• Provided text:
BEGIN

# Sears Weed Whacker 316.798221



## Dutch Treat (Jun 25, 2008)

I'm sorry to report I bought one of these, but I've had this for several years, now. I seem to have lost the Operator's manual -- and of course they can't be replaced these days.

Anyone know at what ratio the 2-cycle oil should be mixed? I thought there was a sticker on the unit, but can't find anything. 

I've been using my old Lawn Boy gas mixture in this trimmer for a couple of years, and it has been way too rich. Smokes too much and blows oil all over my arm and plugs up the innards with carbon.

So now it's time for a new, correct mixture. If I can only find what that is.

Also, I have all the normal problems with this trimmer -- the line won't feed automatically, starts hard, etc. It has been like this since it was new. The good news is that I finally found and removed a hunk of metal stuck in the carburator plate. Now it starts somewhat easier -- and runs without constantly stopping, too.

END

• Set exercise a:
Copy the rows word for word, starting at the first row and ending with the line that contains "phone-row[interactable]: Phone: 0131976411", and include both of those lines.
The forum thread and the rows that follow have no connection to each other.

• Records for this exercise:
BEGIN

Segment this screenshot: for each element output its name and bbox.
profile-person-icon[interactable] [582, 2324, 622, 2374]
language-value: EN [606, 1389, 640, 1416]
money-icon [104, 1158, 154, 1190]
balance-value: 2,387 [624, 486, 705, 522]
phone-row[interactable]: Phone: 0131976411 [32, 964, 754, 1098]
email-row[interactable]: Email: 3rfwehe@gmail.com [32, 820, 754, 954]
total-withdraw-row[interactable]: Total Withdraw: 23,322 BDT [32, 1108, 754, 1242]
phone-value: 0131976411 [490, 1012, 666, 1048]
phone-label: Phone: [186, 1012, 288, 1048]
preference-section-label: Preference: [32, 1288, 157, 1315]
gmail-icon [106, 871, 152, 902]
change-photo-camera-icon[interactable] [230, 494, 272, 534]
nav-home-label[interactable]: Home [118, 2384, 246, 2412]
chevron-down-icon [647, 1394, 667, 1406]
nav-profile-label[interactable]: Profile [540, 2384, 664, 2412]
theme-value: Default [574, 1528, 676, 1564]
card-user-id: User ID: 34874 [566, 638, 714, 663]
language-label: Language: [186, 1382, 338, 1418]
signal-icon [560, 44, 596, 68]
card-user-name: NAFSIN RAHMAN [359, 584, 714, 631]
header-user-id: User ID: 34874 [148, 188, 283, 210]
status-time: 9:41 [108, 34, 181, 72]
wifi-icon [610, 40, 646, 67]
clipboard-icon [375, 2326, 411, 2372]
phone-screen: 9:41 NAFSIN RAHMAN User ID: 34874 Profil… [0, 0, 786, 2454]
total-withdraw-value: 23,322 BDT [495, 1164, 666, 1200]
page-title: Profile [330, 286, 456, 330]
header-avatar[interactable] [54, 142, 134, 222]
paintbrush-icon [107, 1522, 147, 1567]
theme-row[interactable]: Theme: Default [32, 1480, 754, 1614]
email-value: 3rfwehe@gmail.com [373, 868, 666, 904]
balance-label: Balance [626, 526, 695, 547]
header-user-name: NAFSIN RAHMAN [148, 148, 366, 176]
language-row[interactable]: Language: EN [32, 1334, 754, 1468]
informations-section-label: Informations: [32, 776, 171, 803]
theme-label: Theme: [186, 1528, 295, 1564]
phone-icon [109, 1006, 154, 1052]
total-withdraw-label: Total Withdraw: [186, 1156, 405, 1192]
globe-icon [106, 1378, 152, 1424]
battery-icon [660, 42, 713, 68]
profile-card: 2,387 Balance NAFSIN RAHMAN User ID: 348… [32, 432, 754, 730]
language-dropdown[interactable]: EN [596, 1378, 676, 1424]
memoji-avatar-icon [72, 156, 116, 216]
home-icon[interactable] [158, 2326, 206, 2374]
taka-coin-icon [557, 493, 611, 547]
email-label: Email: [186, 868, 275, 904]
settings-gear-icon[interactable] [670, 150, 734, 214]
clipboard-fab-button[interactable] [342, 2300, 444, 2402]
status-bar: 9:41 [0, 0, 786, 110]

END

• Set exercise b:
In the forum thread about the weed trimmer, what did the poster finally find and remove from the carburetor plate?

• Exercise solution a:
Segment this screenshot: for each element output its name and bbox.
profile-person-icon[interactable] [582, 2324, 622, 2374]
language-value: EN [606, 1389, 640, 1416]
money-icon [104, 1158, 154, 1190]
balance-value: 2,387 [624, 486, 705, 522]
phone-row[interactable]: Phone: 0131976411 [32, 964, 754, 1098]

• Exercise solution b:
A hunk of metal.